A few records:
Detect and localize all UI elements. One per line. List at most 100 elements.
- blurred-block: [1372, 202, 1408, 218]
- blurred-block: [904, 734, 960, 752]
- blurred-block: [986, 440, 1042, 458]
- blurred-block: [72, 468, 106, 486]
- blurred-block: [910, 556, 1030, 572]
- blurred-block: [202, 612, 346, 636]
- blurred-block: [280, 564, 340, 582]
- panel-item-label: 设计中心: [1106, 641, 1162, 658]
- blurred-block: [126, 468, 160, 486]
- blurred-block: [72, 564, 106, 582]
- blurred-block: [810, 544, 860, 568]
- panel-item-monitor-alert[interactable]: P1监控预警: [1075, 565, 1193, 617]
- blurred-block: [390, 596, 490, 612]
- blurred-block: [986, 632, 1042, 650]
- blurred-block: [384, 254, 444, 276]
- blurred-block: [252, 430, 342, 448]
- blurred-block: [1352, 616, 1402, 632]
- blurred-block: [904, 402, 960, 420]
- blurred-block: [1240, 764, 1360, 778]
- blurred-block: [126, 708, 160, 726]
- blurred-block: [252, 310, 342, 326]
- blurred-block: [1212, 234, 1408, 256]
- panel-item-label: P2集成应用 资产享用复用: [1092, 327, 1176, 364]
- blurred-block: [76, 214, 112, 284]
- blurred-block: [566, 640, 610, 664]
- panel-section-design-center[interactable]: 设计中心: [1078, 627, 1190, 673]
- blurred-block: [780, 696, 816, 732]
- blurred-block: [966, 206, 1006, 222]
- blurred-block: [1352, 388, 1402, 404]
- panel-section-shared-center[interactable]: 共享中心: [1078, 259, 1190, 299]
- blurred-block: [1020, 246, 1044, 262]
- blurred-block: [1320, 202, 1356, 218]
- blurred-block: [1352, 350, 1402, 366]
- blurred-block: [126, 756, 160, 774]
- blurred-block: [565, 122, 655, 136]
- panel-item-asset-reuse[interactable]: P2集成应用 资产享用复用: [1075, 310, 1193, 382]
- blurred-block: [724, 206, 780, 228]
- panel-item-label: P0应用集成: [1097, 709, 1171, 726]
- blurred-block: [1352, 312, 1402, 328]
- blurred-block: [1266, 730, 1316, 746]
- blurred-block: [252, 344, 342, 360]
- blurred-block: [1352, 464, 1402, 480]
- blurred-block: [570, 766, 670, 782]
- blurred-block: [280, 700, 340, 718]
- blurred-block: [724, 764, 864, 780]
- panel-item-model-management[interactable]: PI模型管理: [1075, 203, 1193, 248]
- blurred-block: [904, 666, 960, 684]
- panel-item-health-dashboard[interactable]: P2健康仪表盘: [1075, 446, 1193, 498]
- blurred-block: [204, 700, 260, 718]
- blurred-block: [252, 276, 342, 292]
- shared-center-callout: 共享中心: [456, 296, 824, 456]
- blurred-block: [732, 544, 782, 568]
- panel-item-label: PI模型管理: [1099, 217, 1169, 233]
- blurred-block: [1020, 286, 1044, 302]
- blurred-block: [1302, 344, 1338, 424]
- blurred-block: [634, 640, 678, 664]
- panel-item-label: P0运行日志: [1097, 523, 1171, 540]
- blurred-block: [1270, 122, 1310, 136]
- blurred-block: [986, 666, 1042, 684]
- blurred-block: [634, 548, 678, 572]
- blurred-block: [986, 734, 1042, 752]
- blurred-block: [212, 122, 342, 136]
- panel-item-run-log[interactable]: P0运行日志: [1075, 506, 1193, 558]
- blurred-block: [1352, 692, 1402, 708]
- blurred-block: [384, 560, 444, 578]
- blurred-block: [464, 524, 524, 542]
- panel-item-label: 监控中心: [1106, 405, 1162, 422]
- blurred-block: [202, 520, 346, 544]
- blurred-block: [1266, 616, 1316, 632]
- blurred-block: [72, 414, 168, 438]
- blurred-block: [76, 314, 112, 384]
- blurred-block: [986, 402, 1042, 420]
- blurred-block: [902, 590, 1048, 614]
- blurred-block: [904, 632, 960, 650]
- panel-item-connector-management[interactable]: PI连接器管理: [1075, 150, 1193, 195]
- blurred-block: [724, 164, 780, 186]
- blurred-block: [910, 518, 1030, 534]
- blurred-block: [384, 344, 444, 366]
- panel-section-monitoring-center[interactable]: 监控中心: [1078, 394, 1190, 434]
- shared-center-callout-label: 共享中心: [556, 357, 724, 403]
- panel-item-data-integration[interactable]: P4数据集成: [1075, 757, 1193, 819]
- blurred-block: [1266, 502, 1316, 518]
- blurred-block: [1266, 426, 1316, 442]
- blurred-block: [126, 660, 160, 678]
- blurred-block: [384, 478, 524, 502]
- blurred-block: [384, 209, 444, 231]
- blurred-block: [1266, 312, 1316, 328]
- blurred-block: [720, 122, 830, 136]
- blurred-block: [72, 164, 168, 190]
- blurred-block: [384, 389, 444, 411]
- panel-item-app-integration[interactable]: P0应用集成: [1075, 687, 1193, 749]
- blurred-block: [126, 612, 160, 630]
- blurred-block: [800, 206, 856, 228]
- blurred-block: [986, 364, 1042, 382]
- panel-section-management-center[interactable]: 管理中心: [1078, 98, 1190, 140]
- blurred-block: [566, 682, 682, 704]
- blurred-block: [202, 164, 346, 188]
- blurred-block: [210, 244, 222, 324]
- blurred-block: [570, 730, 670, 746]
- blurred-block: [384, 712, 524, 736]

TO DO: Convert every line of the listing above into a Markdown table with the columns "No." and "Entry", giving each line its own numbered row and skipping blank lines.

EXERCISE SOLUTION:
| No. | Entry |
|---|---|
| 1 | Detect and localize all UI elements. One per line. List at most 100 elements. |
| 2 | - blurred-block: [1372, 202, 1408, 218] |
| 3 | - blurred-block: [904, 734, 960, 752] |
| 4 | - blurred-block: [986, 440, 1042, 458] |
| 5 | - blurred-block: [72, 468, 106, 486] |
| 6 | - blurred-block: [910, 556, 1030, 572] |
| 7 | - blurred-block: [202, 612, 346, 636] |
| 8 | - blurred-block: [280, 564, 340, 582] |
| 9 | - panel-item-label: 设计中心: [1106, 641, 1162, 658] |
| 10 | - blurred-block: [126, 468, 160, 486] |
| 11 | - blurred-block: [72, 564, 106, 582] |
| 12 | - blurred-block: [810, 544, 860, 568] |
| 13 | - panel-item-monitor-alert[interactable]: P1监控预警: [1075, 565, 1193, 617] |
| 14 | - blurred-block: [390, 596, 490, 612] |
| 15 | - blurred-block: [986, 632, 1042, 650] |
| 16 | - blurred-block: [384, 254, 444, 276] |
| 17 | - blurred-block: [252, 430, 342, 448] |
| 18 | - blurred-block: [1352, 616, 1402, 632] |
| 19 | - blurred-block: [904, 402, 960, 420] |
| 20 | - blurred-block: [1240, 764, 1360, 778] |
| 21 | - blurred-block: [126, 708, 160, 726] |
| 22 | - blurred-block: [252, 310, 342, 326] |
| 23 | - blurred-block: [1212, 234, 1408, 256] |
| 24 | - panel-item-label: P2集成应用 资产享用复用: [1092, 327, 1176, 364] |
| 25 | - blurred-block: [76, 214, 112, 284] |
| 26 | - blurred-block: [566, 640, 610, 664] |
| 27 | - panel-section-design-center[interactable]: 设计中心: [1078, 627, 1190, 673] |
| 28 | - blurred-block: [780, 696, 816, 732] |
| 29 | - blurred-block: [966, 206, 1006, 222] |
| 30 | - blurred-block: [1352, 388, 1402, 404] |
| 31 | - panel-section-shared-center[interactable]: 共享中心: [1078, 259, 1190, 299] |
| 32 | - blurred-block: [1020, 246, 1044, 262] |
| 33 | - blurred-block: [1320, 202, 1356, 218] |
| 34 | - blurred-block: [1352, 350, 1402, 366] |
| 35 | - blurred-block: [126, 756, 160, 774] |
| 36 | - blurred-block: [565, 122, 655, 136] |
| 37 | - panel-item-asset-reuse[interactable]: P2集成应用 资产享用复用: [1075, 310, 1193, 382] |
| 38 | - blurred-block: [724, 206, 780, 228] |
| 39 | - panel-item-label: P0应用集成: [1097, 709, 1171, 726] |
| 40 | - blurred-block: [1352, 312, 1402, 328] |
| 41 | - blurred-block: [1266, 730, 1316, 746] |
| 42 | - blurred-block: [252, 344, 342, 360] |
| 43 | - blurred-block: [1352, 464, 1402, 480] |
| 44 | - blurred-block: [570, 766, 670, 782] |
| 45 | - blurred-block: [280, 700, 340, 718] |
| 46 | - blurred-block: [724, 764, 864, 780] |
| 47 | - panel-item-model-management[interactable]: PI模型管理: [1075, 203, 1193, 248] |
| 48 | - blurred-block: [904, 666, 960, 684] |
| 49 | - panel-item-health-dashboard[interactable]: P2健康仪表盘: [1075, 446, 1193, 498] |
| 50 | - blurred-block: [204, 700, 260, 718] |
| 51 | - blurred-block: [252, 276, 342, 292] |
| 52 | - shared-center-callout: 共享中心: [456, 296, 824, 456] |
| 53 | - blurred-block: [732, 544, 782, 568] |
| 54 | - panel-item-label: PI模型管理: [1099, 217, 1169, 233] |
| 55 | - blurred-block: [1020, 286, 1044, 302] |
| 56 | - blurred-block: [1302, 344, 1338, 424] |
| 57 | - blurred-block: [634, 640, 678, 664] |
| 58 | - panel-item-label: P0运行日志: [1097, 523, 1171, 540] |
| 59 | - blurred-block: [1270, 122, 1310, 136] |
| 60 | - blurred-block: [986, 666, 1042, 684] |
| 61 | - blurred-block: [634, 548, 678, 572] |
| 62 | - blurred-block: [986, 734, 1042, 752] |
| 63 | - blurred-block: [212, 122, 342, 136] |
| 64 | - panel-item-run-log[interactable]: P0运行日志: [1075, 506, 1193, 558] |
| 65 | - blurred-block: [1352, 692, 1402, 708] |
| 66 | - blurred-block: [384, 560, 444, 578] |
| 67 | - blurred-block: [464, 524, 524, 542] |
| 68 | - panel-item-label: 监控中心: [1106, 405, 1162, 422] |
| 69 | - blurred-block: [202, 520, 346, 544] |
| 70 | - blurred-block: [1266, 616, 1316, 632] |
| 71 | - blurred-block: [72, 414, 168, 438] |
| 72 | - blurred-block: [76, 314, 112, 384] |
| 73 | - blurred-block: [986, 402, 1042, 420] |
| 74 | - blurred-block: [902, 590, 1048, 614] |
| 75 | - blurred-block: [904, 632, 960, 650] |
| 76 | - panel-item-connector-management[interactable]: PI连接器管理: [1075, 150, 1193, 195] |
| 77 | - blurred-block: [724, 164, 780, 186] |
| 78 | - blurred-block: [910, 518, 1030, 534] |
| 79 | - blurred-block: [384, 344, 444, 366] |
| 80 | - panel-section-monitoring-center[interactable]: 监控中心: [1078, 394, 1190, 434] |
| 81 | - shared-center-callout-label: 共享中心: [556, 357, 724, 403] |
| 82 | - panel-item-data-integration[interactable]: P4数据集成: [1075, 757, 1193, 819] |
| 83 | - blurred-block: [1266, 502, 1316, 518] |
| 84 | - blurred-block: [1266, 426, 1316, 442] |
| 85 | - blurred-block: [126, 660, 160, 678] |
| 86 | - blurred-block: [384, 478, 524, 502] |
| 87 | - blurred-block: [384, 209, 444, 231] |
| 88 | - blurred-block: [1266, 312, 1316, 328] |
| 89 | - blurred-block: [720, 122, 830, 136] |
| 90 | - blurred-block: [72, 164, 168, 190] |
| 91 | - blurred-block: [384, 389, 444, 411] |
| 92 | - panel-item-app-integration[interactable]: P0应用集成: [1075, 687, 1193, 749] |
| 93 | - blurred-block: [126, 612, 160, 630] |
| 94 | - blurred-block: [800, 206, 856, 228] |
| 95 | - blurred-block: [986, 364, 1042, 382] |
| 96 | - panel-section-management-center[interactable]: 管理中心: [1078, 98, 1190, 140] |
| 97 | - blurred-block: [566, 682, 682, 704] |
| 98 | - blurred-block: [202, 164, 346, 188] |
| 99 | - blurred-block: [210, 244, 222, 324] |
| 100 | - blurred-block: [570, 730, 670, 746] |
| 101 | - blurred-block: [384, 712, 524, 736] |